→ EXERCISE REQUIREMENTS:
Copy out each line featuring the string "source" from the entries beneath.

→ LISTING:
——
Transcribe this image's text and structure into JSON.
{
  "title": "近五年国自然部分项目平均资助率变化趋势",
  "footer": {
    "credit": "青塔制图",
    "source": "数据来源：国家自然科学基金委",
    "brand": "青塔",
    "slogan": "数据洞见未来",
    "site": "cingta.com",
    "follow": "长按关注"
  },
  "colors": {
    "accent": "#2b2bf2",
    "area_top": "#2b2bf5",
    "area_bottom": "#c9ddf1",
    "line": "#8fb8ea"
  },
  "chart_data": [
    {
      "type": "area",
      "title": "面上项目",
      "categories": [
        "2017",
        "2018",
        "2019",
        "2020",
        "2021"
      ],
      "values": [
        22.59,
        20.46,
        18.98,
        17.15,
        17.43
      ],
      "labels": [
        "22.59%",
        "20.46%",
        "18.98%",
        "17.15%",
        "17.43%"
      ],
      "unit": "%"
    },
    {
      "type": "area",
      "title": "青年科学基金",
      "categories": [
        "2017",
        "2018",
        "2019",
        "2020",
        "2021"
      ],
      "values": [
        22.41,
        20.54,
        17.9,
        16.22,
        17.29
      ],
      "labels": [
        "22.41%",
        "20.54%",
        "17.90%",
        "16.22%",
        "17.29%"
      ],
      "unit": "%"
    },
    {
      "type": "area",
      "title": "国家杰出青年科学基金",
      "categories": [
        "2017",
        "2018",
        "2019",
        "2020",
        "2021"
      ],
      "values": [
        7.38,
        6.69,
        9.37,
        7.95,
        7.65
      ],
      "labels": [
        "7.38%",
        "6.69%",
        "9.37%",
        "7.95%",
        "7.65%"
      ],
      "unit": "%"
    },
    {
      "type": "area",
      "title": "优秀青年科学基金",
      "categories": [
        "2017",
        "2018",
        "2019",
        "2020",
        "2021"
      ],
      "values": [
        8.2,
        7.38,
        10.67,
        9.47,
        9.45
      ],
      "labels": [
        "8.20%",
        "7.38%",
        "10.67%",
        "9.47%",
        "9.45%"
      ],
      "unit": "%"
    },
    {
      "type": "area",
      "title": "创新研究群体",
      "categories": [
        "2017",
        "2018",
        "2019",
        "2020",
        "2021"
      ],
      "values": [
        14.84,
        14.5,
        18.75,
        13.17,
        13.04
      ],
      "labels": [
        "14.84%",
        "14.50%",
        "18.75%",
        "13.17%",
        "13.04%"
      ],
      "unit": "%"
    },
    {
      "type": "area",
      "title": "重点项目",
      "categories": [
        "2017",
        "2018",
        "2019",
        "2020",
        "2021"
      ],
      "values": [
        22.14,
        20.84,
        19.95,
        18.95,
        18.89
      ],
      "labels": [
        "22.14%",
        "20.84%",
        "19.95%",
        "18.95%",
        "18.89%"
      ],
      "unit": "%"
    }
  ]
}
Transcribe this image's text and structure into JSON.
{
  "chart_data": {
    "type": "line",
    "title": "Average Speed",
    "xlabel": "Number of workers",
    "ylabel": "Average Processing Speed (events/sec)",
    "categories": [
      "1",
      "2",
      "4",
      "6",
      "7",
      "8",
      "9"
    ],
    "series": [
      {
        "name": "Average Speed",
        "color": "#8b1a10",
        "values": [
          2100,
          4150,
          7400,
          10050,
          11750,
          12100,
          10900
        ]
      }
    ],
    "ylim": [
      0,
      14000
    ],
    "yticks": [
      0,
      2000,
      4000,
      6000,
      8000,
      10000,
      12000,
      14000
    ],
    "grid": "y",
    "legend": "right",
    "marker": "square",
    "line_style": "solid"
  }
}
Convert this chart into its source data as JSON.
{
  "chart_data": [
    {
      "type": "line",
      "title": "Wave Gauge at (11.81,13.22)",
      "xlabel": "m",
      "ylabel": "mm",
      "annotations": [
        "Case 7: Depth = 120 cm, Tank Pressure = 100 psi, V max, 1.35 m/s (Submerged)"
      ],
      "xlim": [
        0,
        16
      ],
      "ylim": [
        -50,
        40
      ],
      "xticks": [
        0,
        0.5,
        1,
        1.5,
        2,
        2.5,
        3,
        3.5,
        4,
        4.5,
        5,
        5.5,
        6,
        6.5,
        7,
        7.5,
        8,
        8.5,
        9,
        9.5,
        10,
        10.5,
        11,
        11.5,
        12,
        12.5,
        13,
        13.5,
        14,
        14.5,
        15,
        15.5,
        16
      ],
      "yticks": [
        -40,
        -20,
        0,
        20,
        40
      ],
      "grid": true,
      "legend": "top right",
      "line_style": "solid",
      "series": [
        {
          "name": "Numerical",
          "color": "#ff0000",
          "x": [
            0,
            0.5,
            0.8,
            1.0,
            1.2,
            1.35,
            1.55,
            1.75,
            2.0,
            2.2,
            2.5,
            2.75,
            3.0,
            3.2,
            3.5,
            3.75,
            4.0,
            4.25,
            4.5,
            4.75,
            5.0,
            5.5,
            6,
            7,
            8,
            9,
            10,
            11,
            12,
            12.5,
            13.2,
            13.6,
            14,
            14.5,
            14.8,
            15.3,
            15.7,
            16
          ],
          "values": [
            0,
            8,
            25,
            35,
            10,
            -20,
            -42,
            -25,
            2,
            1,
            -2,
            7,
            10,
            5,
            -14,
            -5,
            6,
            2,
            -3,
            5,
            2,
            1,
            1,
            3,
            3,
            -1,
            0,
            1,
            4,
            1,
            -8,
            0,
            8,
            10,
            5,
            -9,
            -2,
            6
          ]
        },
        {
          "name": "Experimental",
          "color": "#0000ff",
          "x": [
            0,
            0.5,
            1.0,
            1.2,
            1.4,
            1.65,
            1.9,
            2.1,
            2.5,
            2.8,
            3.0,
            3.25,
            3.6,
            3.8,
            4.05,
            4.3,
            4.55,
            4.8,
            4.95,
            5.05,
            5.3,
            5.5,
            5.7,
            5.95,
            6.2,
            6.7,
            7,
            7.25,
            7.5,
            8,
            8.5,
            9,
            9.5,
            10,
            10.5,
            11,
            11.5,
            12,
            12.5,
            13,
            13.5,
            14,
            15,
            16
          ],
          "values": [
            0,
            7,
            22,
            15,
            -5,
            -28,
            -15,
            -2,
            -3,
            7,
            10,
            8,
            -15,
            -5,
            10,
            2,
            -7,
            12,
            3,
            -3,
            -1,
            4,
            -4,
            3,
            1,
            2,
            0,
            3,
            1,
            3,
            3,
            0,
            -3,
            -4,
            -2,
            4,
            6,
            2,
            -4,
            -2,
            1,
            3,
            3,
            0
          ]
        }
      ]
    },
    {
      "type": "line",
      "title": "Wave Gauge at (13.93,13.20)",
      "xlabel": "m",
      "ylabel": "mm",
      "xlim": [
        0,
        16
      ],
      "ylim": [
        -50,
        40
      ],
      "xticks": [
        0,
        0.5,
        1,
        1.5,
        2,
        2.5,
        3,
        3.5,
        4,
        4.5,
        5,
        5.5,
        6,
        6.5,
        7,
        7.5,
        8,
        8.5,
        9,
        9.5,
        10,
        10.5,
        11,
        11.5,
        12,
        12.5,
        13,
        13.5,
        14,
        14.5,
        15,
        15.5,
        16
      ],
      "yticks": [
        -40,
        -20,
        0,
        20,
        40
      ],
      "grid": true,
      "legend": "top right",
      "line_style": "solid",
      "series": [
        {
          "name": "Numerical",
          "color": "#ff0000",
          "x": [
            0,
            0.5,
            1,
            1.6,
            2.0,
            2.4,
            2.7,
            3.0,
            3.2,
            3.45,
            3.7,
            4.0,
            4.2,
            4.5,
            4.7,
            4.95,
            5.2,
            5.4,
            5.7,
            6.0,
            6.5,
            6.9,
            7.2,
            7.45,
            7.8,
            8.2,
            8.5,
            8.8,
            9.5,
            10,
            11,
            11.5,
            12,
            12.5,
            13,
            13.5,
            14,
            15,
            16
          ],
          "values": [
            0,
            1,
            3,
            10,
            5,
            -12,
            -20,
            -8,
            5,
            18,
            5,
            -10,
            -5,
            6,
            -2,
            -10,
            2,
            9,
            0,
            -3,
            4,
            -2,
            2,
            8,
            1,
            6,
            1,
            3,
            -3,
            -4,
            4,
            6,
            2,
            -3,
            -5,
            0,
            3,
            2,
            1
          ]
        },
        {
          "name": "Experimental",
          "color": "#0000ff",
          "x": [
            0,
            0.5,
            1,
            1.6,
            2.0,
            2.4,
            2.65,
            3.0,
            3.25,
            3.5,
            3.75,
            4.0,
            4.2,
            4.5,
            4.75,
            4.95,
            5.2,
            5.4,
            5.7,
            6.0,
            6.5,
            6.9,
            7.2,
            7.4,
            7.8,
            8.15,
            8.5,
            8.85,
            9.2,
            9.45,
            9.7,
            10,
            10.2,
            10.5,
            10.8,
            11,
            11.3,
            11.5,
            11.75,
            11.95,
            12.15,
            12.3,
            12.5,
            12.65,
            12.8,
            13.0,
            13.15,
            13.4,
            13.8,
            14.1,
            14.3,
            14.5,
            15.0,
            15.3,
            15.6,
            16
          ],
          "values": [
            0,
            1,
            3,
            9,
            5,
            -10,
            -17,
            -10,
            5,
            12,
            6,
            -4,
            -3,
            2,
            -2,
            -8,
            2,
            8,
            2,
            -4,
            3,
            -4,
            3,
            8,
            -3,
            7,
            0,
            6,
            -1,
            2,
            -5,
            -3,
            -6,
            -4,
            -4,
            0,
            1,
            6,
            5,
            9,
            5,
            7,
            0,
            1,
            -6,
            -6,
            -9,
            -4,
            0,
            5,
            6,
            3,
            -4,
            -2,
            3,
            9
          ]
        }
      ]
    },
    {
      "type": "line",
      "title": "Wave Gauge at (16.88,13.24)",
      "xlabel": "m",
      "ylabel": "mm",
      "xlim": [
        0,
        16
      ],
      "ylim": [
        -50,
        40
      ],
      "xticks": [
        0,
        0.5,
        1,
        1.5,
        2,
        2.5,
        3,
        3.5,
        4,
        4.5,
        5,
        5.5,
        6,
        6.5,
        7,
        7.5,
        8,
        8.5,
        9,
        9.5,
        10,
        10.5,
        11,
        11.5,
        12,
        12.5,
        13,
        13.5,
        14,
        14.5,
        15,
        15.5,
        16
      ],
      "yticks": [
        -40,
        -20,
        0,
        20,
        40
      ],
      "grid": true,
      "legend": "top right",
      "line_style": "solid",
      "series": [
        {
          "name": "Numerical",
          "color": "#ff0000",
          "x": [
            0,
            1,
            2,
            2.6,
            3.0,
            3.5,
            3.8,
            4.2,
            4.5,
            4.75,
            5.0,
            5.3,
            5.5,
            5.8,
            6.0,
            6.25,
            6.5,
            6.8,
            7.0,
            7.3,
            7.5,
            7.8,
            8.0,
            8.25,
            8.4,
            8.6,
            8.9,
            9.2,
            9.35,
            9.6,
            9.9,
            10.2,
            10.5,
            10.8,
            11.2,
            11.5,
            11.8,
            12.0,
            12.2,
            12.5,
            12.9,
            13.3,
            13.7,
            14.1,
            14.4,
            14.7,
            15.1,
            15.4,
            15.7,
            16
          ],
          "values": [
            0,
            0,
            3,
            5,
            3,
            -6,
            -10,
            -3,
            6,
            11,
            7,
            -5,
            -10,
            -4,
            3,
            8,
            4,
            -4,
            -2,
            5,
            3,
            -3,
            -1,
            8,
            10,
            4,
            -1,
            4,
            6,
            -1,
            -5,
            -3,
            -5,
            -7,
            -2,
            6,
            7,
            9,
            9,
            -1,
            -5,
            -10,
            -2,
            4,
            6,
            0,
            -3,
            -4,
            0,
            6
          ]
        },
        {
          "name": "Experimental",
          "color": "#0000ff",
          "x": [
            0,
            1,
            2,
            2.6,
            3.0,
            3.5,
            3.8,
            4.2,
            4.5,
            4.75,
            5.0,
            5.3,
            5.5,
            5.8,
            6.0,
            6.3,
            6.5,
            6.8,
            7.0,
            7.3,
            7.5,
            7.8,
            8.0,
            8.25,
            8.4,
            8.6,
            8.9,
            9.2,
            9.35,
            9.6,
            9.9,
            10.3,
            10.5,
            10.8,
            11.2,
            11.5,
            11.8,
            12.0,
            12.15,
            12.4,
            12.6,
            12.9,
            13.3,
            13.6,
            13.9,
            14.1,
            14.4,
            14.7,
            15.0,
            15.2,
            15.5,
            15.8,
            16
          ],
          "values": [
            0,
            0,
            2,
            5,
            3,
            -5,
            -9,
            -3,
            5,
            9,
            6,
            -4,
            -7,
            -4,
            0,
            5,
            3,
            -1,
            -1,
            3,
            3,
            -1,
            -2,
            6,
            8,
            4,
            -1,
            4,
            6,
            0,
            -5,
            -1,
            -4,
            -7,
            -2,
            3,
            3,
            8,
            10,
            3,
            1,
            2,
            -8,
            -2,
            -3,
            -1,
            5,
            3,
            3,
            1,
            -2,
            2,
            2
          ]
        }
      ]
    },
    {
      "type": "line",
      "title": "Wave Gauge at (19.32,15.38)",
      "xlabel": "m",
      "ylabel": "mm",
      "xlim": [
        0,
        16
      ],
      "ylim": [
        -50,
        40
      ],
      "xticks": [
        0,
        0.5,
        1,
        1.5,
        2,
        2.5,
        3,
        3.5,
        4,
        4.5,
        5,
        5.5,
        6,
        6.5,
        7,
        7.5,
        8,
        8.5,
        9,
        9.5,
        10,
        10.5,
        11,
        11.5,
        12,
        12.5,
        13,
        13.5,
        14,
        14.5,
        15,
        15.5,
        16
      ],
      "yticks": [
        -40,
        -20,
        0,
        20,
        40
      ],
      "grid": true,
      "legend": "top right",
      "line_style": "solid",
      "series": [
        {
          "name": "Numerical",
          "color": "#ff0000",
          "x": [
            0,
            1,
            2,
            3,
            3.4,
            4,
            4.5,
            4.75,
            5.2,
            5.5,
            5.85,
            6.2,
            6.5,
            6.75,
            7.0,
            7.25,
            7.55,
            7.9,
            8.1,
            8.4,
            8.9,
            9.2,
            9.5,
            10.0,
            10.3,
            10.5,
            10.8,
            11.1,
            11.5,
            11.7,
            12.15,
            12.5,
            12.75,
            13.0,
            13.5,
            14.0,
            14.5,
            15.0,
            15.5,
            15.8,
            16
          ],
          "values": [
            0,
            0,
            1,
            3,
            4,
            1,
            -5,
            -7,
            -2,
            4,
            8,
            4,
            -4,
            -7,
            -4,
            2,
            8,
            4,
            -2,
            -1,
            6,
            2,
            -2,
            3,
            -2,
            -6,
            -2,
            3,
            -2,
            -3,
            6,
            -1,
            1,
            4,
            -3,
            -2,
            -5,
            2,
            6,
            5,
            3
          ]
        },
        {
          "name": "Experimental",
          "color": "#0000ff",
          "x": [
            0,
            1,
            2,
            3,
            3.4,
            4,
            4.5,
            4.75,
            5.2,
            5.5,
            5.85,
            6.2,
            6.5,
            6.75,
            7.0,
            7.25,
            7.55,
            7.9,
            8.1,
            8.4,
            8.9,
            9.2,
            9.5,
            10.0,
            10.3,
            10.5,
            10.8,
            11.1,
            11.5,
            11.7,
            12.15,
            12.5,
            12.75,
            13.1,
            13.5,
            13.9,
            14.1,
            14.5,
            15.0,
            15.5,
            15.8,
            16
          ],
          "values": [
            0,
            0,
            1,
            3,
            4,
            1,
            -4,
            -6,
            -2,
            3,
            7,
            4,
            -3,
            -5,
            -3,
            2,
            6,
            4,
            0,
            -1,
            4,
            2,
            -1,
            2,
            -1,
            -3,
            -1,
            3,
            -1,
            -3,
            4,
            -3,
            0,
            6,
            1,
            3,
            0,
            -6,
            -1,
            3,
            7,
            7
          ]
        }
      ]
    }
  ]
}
——
→ SOLUTION FOR THIS EXERCISE:
    "source": "数据来源：国家自然科学基金委",
Convert this chart into its source data as JSON.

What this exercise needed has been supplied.